## START
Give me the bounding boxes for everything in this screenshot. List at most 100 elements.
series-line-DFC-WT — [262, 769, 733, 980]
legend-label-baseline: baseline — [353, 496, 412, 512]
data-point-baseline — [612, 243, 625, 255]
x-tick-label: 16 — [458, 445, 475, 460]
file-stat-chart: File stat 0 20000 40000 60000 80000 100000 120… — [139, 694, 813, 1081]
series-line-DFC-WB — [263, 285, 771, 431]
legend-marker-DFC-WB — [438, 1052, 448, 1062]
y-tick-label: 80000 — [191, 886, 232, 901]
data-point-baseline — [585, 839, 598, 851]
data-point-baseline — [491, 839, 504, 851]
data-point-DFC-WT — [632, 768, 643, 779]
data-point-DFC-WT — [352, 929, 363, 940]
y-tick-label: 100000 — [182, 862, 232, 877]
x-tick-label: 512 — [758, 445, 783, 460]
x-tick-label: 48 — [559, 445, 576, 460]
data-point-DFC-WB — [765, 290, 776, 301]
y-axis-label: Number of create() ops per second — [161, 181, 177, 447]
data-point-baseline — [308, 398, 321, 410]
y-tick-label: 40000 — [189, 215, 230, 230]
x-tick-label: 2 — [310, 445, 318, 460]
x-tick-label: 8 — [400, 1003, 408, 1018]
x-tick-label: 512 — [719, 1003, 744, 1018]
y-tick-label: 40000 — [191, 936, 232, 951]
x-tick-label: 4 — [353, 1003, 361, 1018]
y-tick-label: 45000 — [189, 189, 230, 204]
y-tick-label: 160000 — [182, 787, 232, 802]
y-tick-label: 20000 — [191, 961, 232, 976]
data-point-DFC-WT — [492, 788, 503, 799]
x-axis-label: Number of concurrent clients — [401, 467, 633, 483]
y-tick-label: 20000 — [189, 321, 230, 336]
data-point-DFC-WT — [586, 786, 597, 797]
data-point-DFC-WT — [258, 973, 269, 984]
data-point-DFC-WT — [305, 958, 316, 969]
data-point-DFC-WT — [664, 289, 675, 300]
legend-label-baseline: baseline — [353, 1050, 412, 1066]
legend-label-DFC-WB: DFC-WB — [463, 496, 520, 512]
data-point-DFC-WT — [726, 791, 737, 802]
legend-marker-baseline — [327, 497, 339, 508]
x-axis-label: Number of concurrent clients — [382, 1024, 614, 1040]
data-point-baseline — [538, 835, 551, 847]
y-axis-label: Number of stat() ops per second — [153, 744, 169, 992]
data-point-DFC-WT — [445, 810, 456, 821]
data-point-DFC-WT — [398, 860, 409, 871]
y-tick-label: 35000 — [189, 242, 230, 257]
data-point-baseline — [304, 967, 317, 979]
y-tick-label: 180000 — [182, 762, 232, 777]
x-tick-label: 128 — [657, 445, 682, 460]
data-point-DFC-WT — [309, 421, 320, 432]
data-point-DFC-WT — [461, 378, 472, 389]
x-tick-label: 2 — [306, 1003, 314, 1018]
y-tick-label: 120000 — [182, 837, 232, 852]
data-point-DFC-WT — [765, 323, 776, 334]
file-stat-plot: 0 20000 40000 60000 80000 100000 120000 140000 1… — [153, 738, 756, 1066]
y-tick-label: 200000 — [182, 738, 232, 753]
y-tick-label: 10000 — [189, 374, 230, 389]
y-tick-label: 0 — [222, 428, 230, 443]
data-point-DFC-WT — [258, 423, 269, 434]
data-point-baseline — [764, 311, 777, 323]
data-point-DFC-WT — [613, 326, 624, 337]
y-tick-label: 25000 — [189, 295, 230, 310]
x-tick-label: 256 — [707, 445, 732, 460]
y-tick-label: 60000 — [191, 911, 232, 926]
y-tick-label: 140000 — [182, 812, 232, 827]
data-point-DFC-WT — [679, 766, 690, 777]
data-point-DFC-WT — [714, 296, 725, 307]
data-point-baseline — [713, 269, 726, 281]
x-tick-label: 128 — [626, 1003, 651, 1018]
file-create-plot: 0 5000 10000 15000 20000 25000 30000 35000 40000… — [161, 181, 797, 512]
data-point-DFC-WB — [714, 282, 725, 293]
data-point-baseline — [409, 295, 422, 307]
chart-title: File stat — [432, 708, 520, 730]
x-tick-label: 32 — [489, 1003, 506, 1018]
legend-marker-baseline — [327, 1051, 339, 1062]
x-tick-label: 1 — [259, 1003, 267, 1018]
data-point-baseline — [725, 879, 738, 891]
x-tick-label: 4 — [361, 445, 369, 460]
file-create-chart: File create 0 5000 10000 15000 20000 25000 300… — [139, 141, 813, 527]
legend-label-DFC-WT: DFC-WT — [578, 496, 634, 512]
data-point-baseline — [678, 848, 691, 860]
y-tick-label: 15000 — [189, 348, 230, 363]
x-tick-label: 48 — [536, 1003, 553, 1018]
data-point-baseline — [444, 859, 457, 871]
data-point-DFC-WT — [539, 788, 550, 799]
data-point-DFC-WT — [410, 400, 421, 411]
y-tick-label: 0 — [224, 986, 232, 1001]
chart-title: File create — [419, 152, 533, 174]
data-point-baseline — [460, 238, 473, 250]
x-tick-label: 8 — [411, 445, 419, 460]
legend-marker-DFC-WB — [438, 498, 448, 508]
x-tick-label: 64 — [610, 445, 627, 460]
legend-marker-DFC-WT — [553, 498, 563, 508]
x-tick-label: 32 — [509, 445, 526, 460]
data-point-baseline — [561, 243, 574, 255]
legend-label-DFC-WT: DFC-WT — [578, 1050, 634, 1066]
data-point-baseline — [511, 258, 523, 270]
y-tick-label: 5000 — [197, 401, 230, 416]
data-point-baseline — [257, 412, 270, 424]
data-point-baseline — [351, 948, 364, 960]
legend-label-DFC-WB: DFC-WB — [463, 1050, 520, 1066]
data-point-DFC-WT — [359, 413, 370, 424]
## END
■ Exercise directions
Rewrite all the lines above, changing every "baseline" to "default" and keeping everything else the same.

■ Full answer
Give me the bounding boxes for everything in this screenshot. List at most 100 elements.
series-line-DFC-WT — [262, 769, 733, 980]
legend-label-default: default — [353, 496, 412, 512]
data-point-default — [612, 243, 625, 255]
x-tick-label: 16 — [458, 445, 475, 460]
file-stat-chart: File stat 0 20000 40000 60000 80000 100000 120… — [139, 694, 813, 1081]
series-line-DFC-WB — [263, 285, 771, 431]
legend-marker-DFC-WB — [438, 1052, 448, 1062]
y-tick-label: 80000 — [191, 886, 232, 901]
data-point-default — [585, 839, 598, 851]
data-point-default — [491, 839, 504, 851]
data-point-DFC-WT — [632, 768, 643, 779]
data-point-DFC-WT — [352, 929, 363, 940]
y-tick-label: 100000 — [182, 862, 232, 877]
x-tick-label: 512 — [758, 445, 783, 460]
x-tick-label: 48 — [559, 445, 576, 460]
data-point-DFC-WB — [765, 290, 776, 301]
y-axis-label: Number of create() ops per second — [161, 181, 177, 447]
data-point-default — [308, 398, 321, 410]
y-tick-label: 40000 — [189, 215, 230, 230]
x-tick-label: 2 — [310, 445, 318, 460]
x-tick-label: 8 — [400, 1003, 408, 1018]
x-tick-label: 512 — [719, 1003, 744, 1018]
y-tick-label: 40000 — [191, 936, 232, 951]
x-tick-label: 4 — [353, 1003, 361, 1018]
y-tick-label: 45000 — [189, 189, 230, 204]
y-tick-label: 160000 — [182, 787, 232, 802]
y-tick-label: 20000 — [191, 961, 232, 976]
data-point-DFC-WT — [492, 788, 503, 799]
x-axis-label: Number of concurrent clients — [401, 467, 633, 483]
y-tick-label: 20000 — [189, 321, 230, 336]
data-point-DFC-WT — [586, 786, 597, 797]
data-point-DFC-WT — [258, 973, 269, 984]
data-point-DFC-WT — [305, 958, 316, 969]
data-point-DFC-WT — [664, 289, 675, 300]
legend-label-default: default — [353, 1050, 412, 1066]
legend-label-DFC-WB: DFC-WB — [463, 496, 520, 512]
data-point-DFC-WT — [726, 791, 737, 802]
legend-marker-default — [327, 497, 339, 508]
x-axis-label: Number of concurrent clients — [382, 1024, 614, 1040]
data-point-default — [538, 835, 551, 847]
y-axis-label: Number of stat() ops per second — [153, 744, 169, 992]
data-point-DFC-WT — [445, 810, 456, 821]
data-point-DFC-WT — [398, 860, 409, 871]
y-tick-label: 35000 — [189, 242, 230, 257]
data-point-default — [304, 967, 317, 979]
y-tick-label: 180000 — [182, 762, 232, 777]
x-tick-label: 128 — [657, 445, 682, 460]
data-point-DFC-WT — [309, 421, 320, 432]
data-point-DFC-WT — [461, 378, 472, 389]
x-tick-label: 2 — [306, 1003, 314, 1018]
y-tick-label: 120000 — [182, 837, 232, 852]
data-point-DFC-WT — [765, 323, 776, 334]
file-stat-plot: 0 20000 40000 60000 80000 100000 120000 140000 1… — [153, 738, 756, 1066]
y-tick-label: 200000 — [182, 738, 232, 753]
y-tick-label: 10000 — [189, 374, 230, 389]
y-tick-label: 0 — [222, 428, 230, 443]
data-point-DFC-WT — [258, 423, 269, 434]
data-point-default — [764, 311, 777, 323]
data-point-DFC-WT — [613, 326, 624, 337]
y-tick-label: 25000 — [189, 295, 230, 310]
x-tick-label: 256 — [707, 445, 732, 460]
y-tick-label: 60000 — [191, 911, 232, 926]
y-tick-label: 140000 — [182, 812, 232, 827]
data-point-DFC-WT — [679, 766, 690, 777]
data-point-DFC-WT — [714, 296, 725, 307]
data-point-default — [713, 269, 726, 281]
x-tick-label: 128 — [626, 1003, 651, 1018]
file-create-plot: 0 5000 10000 15000 20000 25000 30000 35000 40000… — [161, 181, 797, 512]
data-point-DFC-WB — [714, 282, 725, 293]
data-point-default — [409, 295, 422, 307]
chart-title: File stat — [432, 708, 520, 730]
x-tick-label: 32 — [489, 1003, 506, 1018]
legend-marker-default — [327, 1051, 339, 1062]
x-tick-label: 1 — [259, 1003, 267, 1018]
data-point-default — [725, 879, 738, 891]
x-tick-label: 4 — [361, 445, 369, 460]
file-create-chart: File create 0 5000 10000 15000 20000 25000 300… — [139, 141, 813, 527]
legend-label-DFC-WT: DFC-WT — [578, 496, 634, 512]
data-point-default — [678, 848, 691, 860]
y-tick-label: 15000 — [189, 348, 230, 363]
x-tick-label: 48 — [536, 1003, 553, 1018]
data-point-default — [444, 859, 457, 871]
data-point-DFC-WT — [539, 788, 550, 799]
data-point-DFC-WT — [410, 400, 421, 411]
y-tick-label: 0 — [224, 986, 232, 1001]
chart-title: File create — [419, 152, 533, 174]
data-point-default — [460, 238, 473, 250]
x-tick-label: 8 — [411, 445, 419, 460]
legend-marker-DFC-WB — [438, 498, 448, 508]
x-tick-label: 64 — [610, 445, 627, 460]
legend-marker-DFC-WT — [553, 498, 563, 508]
x-tick-label: 32 — [509, 445, 526, 460]
data-point-default — [561, 243, 574, 255]
legend-label-DFC-WT: DFC-WT — [578, 1050, 634, 1066]
data-point-default — [511, 258, 523, 270]
y-tick-label: 5000 — [197, 401, 230, 416]
data-point-default — [257, 412, 270, 424]
data-point-default — [351, 948, 364, 960]
legend-label-DFC-WB: DFC-WB — [463, 1050, 520, 1066]
data-point-DFC-WT — [359, 413, 370, 424]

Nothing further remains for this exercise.